▶ TAREA INDICADA A: Da como lista JSON de cadenas las líneas de las entradas, una cadena por línea y sin las líneas en blanco, comenzando en la línea que contiene "x-arrow [842,569,860,583]" y terminando en la última línea de las entradas, ambas incluidas.

▶ TEXTO PROPORCIONADO:
Aunque aún es temprano, ya han comenzado a apiñarse en la barra varios clientes asiduos. Por su cercanía con los edificios del Tribunal Superior de Justicia de la Ciudad de México y de la Secretaría de Relaciones Exteriores, El Tío Pepe es frecuentado por abogados, jueces y funcionarios, pero también por técnicos que reparan electrodomésticos o pequeños empresarios que tiene sus negocios en las inmediaciones del Barrio de San Juan. Hace algunos ayeres, a mediados del siglo XX, por esta cantina pasó buena parte de la historia artística de la radio, pues a unas cuadras de aquí se encuentra, desde 1934, el edificio de la XEW –en el número 52 de la calle Ayuntamiento–, la radiodifusora más antigua de México (que por cierto debe en parte su existencia al patrocinio de la cerveza Carta Blanca). Así que por las mesas y la barra de El Tío Pepe pasaron cualquier cantidad de compositores, cantantes y músicos de la época. A mí me consta que el gran Mario Ruiz Armengol pasó por aquí, lo mismo que Juan García Esquivel, el hombre que vino de Marte e inventó la música lounge.
Como conozco la fascinación de mi amigo por la literatura, me atrevo a comentarle algunas novelas que han mencionado entre sus páginas a este abrevadero. Comienzo con La Llaga, del maestro Federico Gamboa (autor del primer best seller mexicano: Santa), vasta novela publicada en 1910 en la que dos de sus personajes “se atizan [aquí] sendos tequilas, con su dedeada de sal previa”; la clasica El Complot Mongol de Rafael Bernal, de la que hasta películas existen y al menos una se grabó aquí; la admirada El vendedor de silencio de Enrique Serna que cita de pasadita a “El Pepe”; y, finalmente, la de W. S. Burroughs (que visitó empistolado esta cantina en 1949): Yonqui, que aunque ni de lejos es la mejor de las novelas sí nos dará para conversar sobre el opio y el Barrio Chino, que en unos instantes cruzaremos para llegar a nuestra siguiente parada: la cantina La Reforma.
Nuestros HB (Herradura Blanco) y Coronas se han terminado justo a tiempo. Le pido la cuenta a Armando (con su consabido descuento). ¡Pues vaya monos!, querido amigo, que nuestra odisea nos llama.

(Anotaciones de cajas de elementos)
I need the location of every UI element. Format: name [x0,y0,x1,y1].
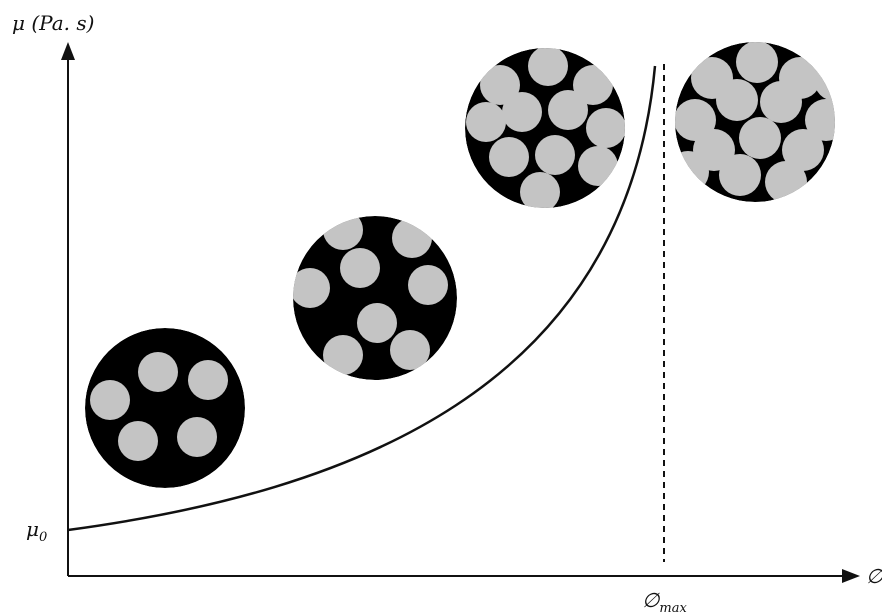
x-arrow [842,569,860,583]
suspension-high [465,48,625,208]
y-arrow [61,42,75,60]
baseline-label: μ0 [26,517,47,545]
baseline-symbol: μ [26,517,39,541]
suspension-max [675,42,835,202]
max-symbol: ∅ [642,588,661,612]
max-label: ∅max [642,588,687,616]
baseline-subscript: 0 [39,530,47,545]
suspension-low [85,328,245,488]
y-axis-label: μ (Pa. s) [12,11,94,35]
suspension-medium [293,216,457,380]
max-subscript: max [659,601,687,616]
x-axis-label: ∅ [866,564,882,588]
viscosity-curve [67,65,657,532]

▶ TAREA INDICADA B: Copia sin cambios del texto sobre la cantina El Tío Pepe el fragmento que empieza en "Nuestros HB (Herradura" y acaba en "odisea nos llama.".

▶ RESPUESTA ESPERADA A:
[
  "x-arrow [842,569,860,583]",
  "suspension-high [465,48,625,208]",
  "y-arrow [61,42,75,60]",
  "baseline-label: μ0 [26,517,47,545]",
  "baseline-symbol: μ [26,517,39,541]",
  "suspension-max [675,42,835,202]",
  "max-symbol: ∅ [642,588,661,612]",
  "max-label: ∅max [642,588,687,616]",
  "baseline-subscript: 0 [39,530,47,545]",
  "suspension-low [85,328,245,488]",
  "y-axis-label: μ (Pa. s) [12,11,94,35]",
  "suspension-medium [293,216,457,380]",
  "max-subscript: max [659,601,687,616]",
  "x-axis-label: ∅ [866,564,882,588]",
  "viscosity-curve [67,65,657,532]"
]

▶ RESPUESTA ESPERADA B:
Nuestros HB (Herradura Blanco) y Coronas se han terminado justo a tiempo. Le pido la cuenta a Armando (con su consabido descuento). ¡Pues vaya monos!, querido amigo, que nuestra odisea nos llama.